*Task directions*. Restate each entry word for word, leaving nothing out.

[Listed records start]

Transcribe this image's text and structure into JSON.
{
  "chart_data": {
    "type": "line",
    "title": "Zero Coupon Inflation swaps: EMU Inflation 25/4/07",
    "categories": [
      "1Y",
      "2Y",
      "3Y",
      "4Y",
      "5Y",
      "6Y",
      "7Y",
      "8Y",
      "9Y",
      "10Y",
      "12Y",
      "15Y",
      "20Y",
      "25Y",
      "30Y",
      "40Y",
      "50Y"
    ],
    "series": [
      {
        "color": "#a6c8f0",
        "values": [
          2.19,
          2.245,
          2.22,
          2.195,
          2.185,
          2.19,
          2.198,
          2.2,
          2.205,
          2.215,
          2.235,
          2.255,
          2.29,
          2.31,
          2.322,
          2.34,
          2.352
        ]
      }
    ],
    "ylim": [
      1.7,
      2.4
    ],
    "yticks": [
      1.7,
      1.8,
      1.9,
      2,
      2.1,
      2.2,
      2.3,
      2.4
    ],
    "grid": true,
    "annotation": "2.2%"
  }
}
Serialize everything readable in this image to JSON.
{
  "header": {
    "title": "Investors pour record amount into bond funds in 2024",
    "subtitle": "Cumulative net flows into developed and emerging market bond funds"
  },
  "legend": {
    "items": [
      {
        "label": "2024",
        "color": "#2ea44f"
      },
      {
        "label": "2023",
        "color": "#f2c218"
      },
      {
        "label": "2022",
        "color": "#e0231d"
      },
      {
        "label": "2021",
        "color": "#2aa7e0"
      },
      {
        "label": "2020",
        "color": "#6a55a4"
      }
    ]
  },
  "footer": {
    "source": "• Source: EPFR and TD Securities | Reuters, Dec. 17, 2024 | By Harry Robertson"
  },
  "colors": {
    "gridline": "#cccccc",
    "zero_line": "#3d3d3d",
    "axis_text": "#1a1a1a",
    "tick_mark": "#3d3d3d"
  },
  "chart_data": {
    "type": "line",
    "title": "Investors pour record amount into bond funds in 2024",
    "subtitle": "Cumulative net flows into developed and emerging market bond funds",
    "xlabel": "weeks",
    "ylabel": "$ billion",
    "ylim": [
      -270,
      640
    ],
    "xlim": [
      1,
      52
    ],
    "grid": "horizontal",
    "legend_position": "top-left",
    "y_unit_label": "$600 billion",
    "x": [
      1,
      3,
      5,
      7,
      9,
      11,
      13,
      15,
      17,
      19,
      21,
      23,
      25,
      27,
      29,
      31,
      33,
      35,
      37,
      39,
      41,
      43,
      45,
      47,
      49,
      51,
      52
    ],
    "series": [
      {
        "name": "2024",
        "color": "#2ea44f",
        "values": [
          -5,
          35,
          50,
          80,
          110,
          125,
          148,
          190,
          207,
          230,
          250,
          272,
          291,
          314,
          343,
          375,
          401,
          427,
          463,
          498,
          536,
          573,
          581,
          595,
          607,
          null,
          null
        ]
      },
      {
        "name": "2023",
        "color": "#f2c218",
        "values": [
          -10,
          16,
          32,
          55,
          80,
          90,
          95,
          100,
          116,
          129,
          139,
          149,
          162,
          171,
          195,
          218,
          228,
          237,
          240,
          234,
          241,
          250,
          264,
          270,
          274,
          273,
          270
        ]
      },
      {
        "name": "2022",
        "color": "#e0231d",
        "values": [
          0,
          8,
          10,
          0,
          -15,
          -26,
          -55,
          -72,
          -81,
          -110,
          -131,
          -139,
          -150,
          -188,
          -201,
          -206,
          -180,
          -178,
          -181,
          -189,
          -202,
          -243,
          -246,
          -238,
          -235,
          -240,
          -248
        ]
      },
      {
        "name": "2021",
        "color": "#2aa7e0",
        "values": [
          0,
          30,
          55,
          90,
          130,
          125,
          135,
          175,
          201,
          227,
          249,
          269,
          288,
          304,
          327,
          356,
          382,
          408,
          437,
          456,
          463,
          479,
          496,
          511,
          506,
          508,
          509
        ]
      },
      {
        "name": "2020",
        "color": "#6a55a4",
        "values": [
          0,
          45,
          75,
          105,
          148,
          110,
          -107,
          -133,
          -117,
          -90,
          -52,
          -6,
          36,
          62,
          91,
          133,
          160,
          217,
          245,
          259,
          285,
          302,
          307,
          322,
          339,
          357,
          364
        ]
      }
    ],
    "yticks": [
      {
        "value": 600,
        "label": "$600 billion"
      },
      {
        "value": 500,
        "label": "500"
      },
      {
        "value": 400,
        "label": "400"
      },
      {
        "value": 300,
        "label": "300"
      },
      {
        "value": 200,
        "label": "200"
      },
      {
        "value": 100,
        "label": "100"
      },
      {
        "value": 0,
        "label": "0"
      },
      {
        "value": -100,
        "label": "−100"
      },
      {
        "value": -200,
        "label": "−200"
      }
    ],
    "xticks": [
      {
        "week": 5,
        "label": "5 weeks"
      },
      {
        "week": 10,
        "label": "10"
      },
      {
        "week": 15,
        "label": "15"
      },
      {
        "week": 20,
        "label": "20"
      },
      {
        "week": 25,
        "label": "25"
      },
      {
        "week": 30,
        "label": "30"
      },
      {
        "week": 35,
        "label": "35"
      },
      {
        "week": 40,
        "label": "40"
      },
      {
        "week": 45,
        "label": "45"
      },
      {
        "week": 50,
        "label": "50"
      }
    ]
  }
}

[Listed records end]

*Solution for this exercise*.
Transcribe this image's text and structure into JSON.
{
  "chart_data": {
    "type": "line",
    "title": "Zero Coupon Inflation swaps: EMU Inflation 25/4/07",
    "categories": [
      "1Y",
      "2Y",
      "3Y",
      "4Y",
      "5Y",
      "6Y",
      "7Y",
      "8Y",
      "9Y",
      "10Y",
      "12Y",
      "15Y",
      "20Y",
      "25Y",
      "30Y",
      "40Y",
      "50Y"
    ],
    "series": [
      {
        "color": "#a6c8f0",
        "values": [
          2.19,
          2.245,
          2.22,
          2.195,
          2.185,
          2.19,
          2.198,
          2.2,
          2.205,
          2.215,
          2.235,
          2.255,
          2.29,
          2.31,
          2.322,
          2.34,
          2.352
        ]
      }
    ],
    "ylim": [
      1.7,
      2.4
    ],
    "yticks": [
      1.7,
      1.8,
      1.9,
      2,
      2.1,
      2.2,
      2.3,
      2.4
    ],
    "grid": true,
    "annotation": "2.2%"
  }
}
Serialize everything readable in this image to JSON.
{
  "header": {
    "title": "Investors pour record amount into bond funds in 2024",
    "subtitle": "Cumulative net flows into developed and emerging market bond funds"
  },
  "legend": {
    "items": [
      {
        "label": "2024",
        "color": "#2ea44f"
      },
      {
        "label": "2023",
        "color": "#f2c218"
      },
      {
        "label": "2022",
        "color": "#e0231d"
      },
      {
        "label": "2021",
        "color": "#2aa7e0"
      },
      {
        "label": "2020",
        "color": "#6a55a4"
      }
    ]
  },
  "footer": {
    "source": "• Source: EPFR and TD Securities | Reuters, Dec. 17, 2024 | By Harry Robertson"
  },
  "colors": {
    "gridline": "#cccccc",
    "zero_line": "#3d3d3d",
    "axis_text": "#1a1a1a",
    "tick_mark": "#3d3d3d"
  },
  "chart_data": {
    "type": "line",
    "title": "Investors pour record amount into bond funds in 2024",
    "subtitle": "Cumulative net flows into developed and emerging market bond funds",
    "xlabel": "weeks",
    "ylabel": "$ billion",
    "ylim": [
      -270,
      640
    ],
    "xlim": [
      1,
      52
    ],
    "grid": "horizontal",
    "legend_position": "top-left",
    "y_unit_label": "$600 billion",
    "x": [
      1,
      3,
      5,
      7,
      9,
      11,
      13,
      15,
      17,
      19,
      21,
      23,
      25,
      27,
      29,
      31,
      33,
      35,
      37,
      39,
      41,
      43,
      45,
      47,
      49,
      51,
      52
    ],
    "series": [
      {
        "name": "2024",
        "color": "#2ea44f",
        "values": [
          -5,
          35,
          50,
          80,
          110,
          125,
          148,
          190,
          207,
          230,
          250,
          272,
          291,
          314,
          343,
          375,
          401,
          427,
          463,
          498,
          536,
          573,
          581,
          595,
          607,
          null,
          null
        ]
      },
      {
        "name": "2023",
        "color": "#f2c218",
        "values": [
          -10,
          16,
          32,
          55,
          80,
          90,
          95,
          100,
          116,
          129,
          139,
          149,
          162,
          171,
          195,
          218,
          228,
          237,
          240,
          234,
          241,
          250,
          264,
          270,
          274,
          273,
          270
        ]
      },
      {
        "name": "2022",
        "color": "#e0231d",
        "values": [
          0,
          8,
          10,
          0,
          -15,
          -26,
          -55,
          -72,
          -81,
          -110,
          -131,
          -139,
          -150,
          -188,
          -201,
          -206,
          -180,
          -178,
          -181,
          -189,
          -202,
          -243,
          -246,
          -238,
          -235,
          -240,
          -248
        ]
      },
      {
        "name": "2021",
        "color": "#2aa7e0",
        "values": [
          0,
          30,
          55,
          90,
          130,
          125,
          135,
          175,
          201,
          227,
          249,
          269,
          288,
          304,
          327,
          356,
          382,
          408,
          437,
          456,
          463,
          479,
          496,
          511,
          506,
          508,
          509
        ]
      },
      {
        "name": "2020",
        "color": "#6a55a4",
        "values": [
          0,
          45,
          75,
          105,
          148,
          110,
          -107,
          -133,
          -117,
          -90,
          -52,
          -6,
          36,
          62,
          91,
          133,
          160,
          217,
          245,
          259,
          285,
          302,
          307,
          322,
          339,
          357,
          364
        ]
      }
    ],
    "yticks": [
      {
        "value": 600,
        "label": "$600 billion"
      },
      {
        "value": 500,
        "label": "500"
      },
      {
        "value": 400,
        "label": "400"
      },
      {
        "value": 300,
        "label": "300"
      },
      {
        "value": 200,
        "label": "200"
      },
      {
        "value": 100,
        "label": "100"
      },
      {
        "value": 0,
        "label": "0"
      },
      {
        "value": -100,
        "label": "−100"
      },
      {
        "value": -200,
        "label": "−200"
      }
    ],
    "xticks": [
      {
        "week": 5,
        "label": "5 weeks"
      },
      {
        "week": 10,
        "label": "10"
      },
      {
        "week": 15,
        "label": "15"
      },
      {
        "week": 20,
        "label": "20"
      },
      {
        "week": 25,
        "label": "25"
      },
      {
        "week": 30,
        "label": "30"
      },
      {
        "week": 35,
        "label": "35"
      },
      {
        "week": 40,
        "label": "40"
      },
      {
        "week": 45,
        "label": "45"
      },
      {
        "week": 50,
        "label": "50"
      }
    ]
  }
}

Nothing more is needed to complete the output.